Raw records:
———

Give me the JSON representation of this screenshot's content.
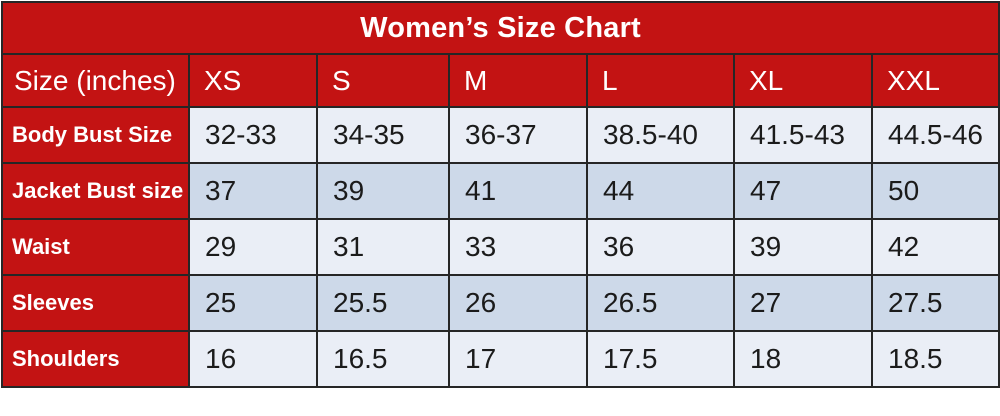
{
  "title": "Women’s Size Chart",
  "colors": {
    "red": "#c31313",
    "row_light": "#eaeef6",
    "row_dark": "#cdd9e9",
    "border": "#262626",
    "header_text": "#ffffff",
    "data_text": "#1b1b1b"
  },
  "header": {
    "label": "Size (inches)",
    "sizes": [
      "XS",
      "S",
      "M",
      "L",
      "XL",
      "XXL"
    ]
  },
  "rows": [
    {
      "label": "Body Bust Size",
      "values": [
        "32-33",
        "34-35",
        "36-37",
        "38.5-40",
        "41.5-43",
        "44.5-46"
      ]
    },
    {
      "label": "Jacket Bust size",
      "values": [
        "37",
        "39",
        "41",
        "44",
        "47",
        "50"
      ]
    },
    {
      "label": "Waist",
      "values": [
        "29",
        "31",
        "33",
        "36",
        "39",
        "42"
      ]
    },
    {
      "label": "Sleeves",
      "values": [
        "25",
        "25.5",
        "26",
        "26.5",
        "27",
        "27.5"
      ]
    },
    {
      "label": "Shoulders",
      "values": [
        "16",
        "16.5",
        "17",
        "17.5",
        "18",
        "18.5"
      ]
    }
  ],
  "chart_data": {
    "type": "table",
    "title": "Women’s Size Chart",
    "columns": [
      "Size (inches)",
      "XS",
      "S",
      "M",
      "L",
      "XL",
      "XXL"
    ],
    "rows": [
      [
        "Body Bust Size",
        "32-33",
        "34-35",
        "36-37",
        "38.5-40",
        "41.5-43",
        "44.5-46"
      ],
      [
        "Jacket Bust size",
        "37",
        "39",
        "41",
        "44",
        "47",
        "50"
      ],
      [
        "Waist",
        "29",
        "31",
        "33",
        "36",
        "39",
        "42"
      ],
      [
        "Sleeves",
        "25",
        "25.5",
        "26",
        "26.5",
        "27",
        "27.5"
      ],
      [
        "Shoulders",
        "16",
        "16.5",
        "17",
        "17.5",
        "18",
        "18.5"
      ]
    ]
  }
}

———

• **Exercise brief**: Reproduce the entries exactly. Do not carry over any picture.

• **Result**:
Give me the JSON representation of this screenshot's content.
{
  "title": "Women’s Size Chart",
  "colors": {
    "red": "#c31313",
    "row_light": "#eaeef6",
    "row_dark": "#cdd9e9",
    "border": "#262626",
    "header_text": "#ffffff",
    "data_text": "#1b1b1b"
  },
  "header": {
    "label": "Size (inches)",
    "sizes": [
      "XS",
      "S",
      "M",
      "L",
      "XL",
      "XXL"
    ]
  },
  "rows": [
    {
      "label": "Body Bust Size",
      "values": [
        "32-33",
        "34-35",
        "36-37",
        "38.5-40",
        "41.5-43",
        "44.5-46"
      ]
    },
    {
      "label": "Jacket Bust size",
      "values": [
        "37",
        "39",
        "41",
        "44",
        "47",
        "50"
      ]
    },
    {
      "label": "Waist",
      "values": [
        "29",
        "31",
        "33",
        "36",
        "39",
        "42"
      ]
    },
    {
      "label": "Sleeves",
      "values": [
        "25",
        "25.5",
        "26",
        "26.5",
        "27",
        "27.5"
      ]
    },
    {
      "label": "Shoulders",
      "values": [
        "16",
        "16.5",
        "17",
        "17.5",
        "18",
        "18.5"
      ]
    }
  ],
  "chart_data": {
    "type": "table",
    "title": "Women’s Size Chart",
    "columns": [
      "Size (inches)",
      "XS",
      "S",
      "M",
      "L",
      "XL",
      "XXL"
    ],
    "rows": [
      [
        "Body Bust Size",
        "32-33",
        "34-35",
        "36-37",
        "38.5-40",
        "41.5-43",
        "44.5-46"
      ],
      [
        "Jacket Bust size",
        "37",
        "39",
        "41",
        "44",
        "47",
        "50"
      ],
      [
        "Waist",
        "29",
        "31",
        "33",
        "36",
        "39",
        "42"
      ],
      [
        "Sleeves",
        "25",
        "25.5",
        "26",
        "26.5",
        "27",
        "27.5"
      ],
      [
        "Shoulders",
        "16",
        "16.5",
        "17",
        "17.5",
        "18",
        "18.5"
      ]
    ]
  }
}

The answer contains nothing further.